**What needs to be done:** Counting only lines that hold "detached", give the total and nothing more.

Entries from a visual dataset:
+++

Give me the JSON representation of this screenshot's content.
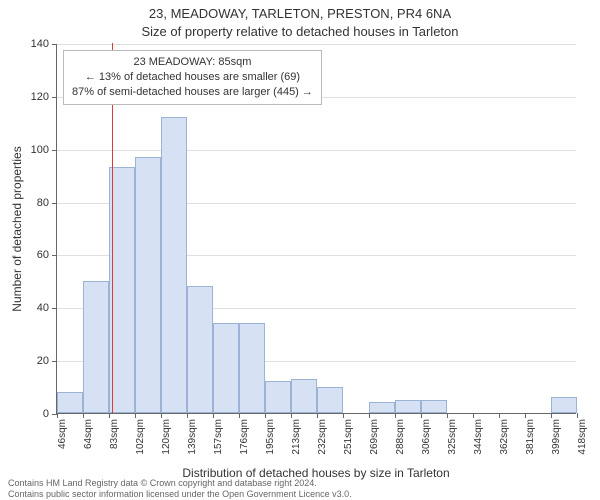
{
  "title_main": "23, MEADOWAY, TARLETON, PRESTON, PR4 6NA",
  "title_sub": "Size of property relative to detached houses in Tarleton",
  "y_axis_label": "Number of detached properties",
  "x_axis_label": "Distribution of detached houses by size in Tarleton",
  "annotation": {
    "line1": "23 MEADOWAY: 85sqm",
    "line2": "← 13% of detached houses are smaller (69)",
    "line3": "87% of semi-detached houses are larger (445) →"
  },
  "footer": {
    "line1": "Contains HM Land Registry data © Crown copyright and database right 2024.",
    "line2": "Contains public sector information licensed under the Open Government Licence v3.0."
  },
  "chart": {
    "type": "histogram",
    "bar_fill": "#d6e1f3",
    "bar_stroke": "#9db3d6",
    "bar_stroke_width": 1,
    "grid_color": "#e0e0e0",
    "axis_color": "#666666",
    "background_color": "#ffffff",
    "reference_line": {
      "x_value": 85,
      "color": "#d93b3b",
      "width": 1
    },
    "ylim": [
      0,
      140
    ],
    "yticks": [
      0,
      20,
      40,
      60,
      80,
      100,
      120,
      140
    ],
    "x_start": 46,
    "x_bin_width": 18.6,
    "x_tick_labels": [
      "46sqm",
      "64sqm",
      "83sqm",
      "102sqm",
      "120sqm",
      "139sqm",
      "157sqm",
      "176sqm",
      "195sqm",
      "213sqm",
      "232sqm",
      "251sqm",
      "269sqm",
      "288sqm",
      "306sqm",
      "325sqm",
      "344sqm",
      "362sqm",
      "381sqm",
      "399sqm",
      "418sqm"
    ],
    "bar_values": [
      8,
      50,
      93,
      97,
      112,
      48,
      34,
      34,
      12,
      13,
      10,
      0,
      4,
      5,
      5,
      0,
      0,
      0,
      0,
      6
    ],
    "label_fontsize": 12,
    "tick_fontsize": 11
  }
}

+++

**Result of the exercise:** 5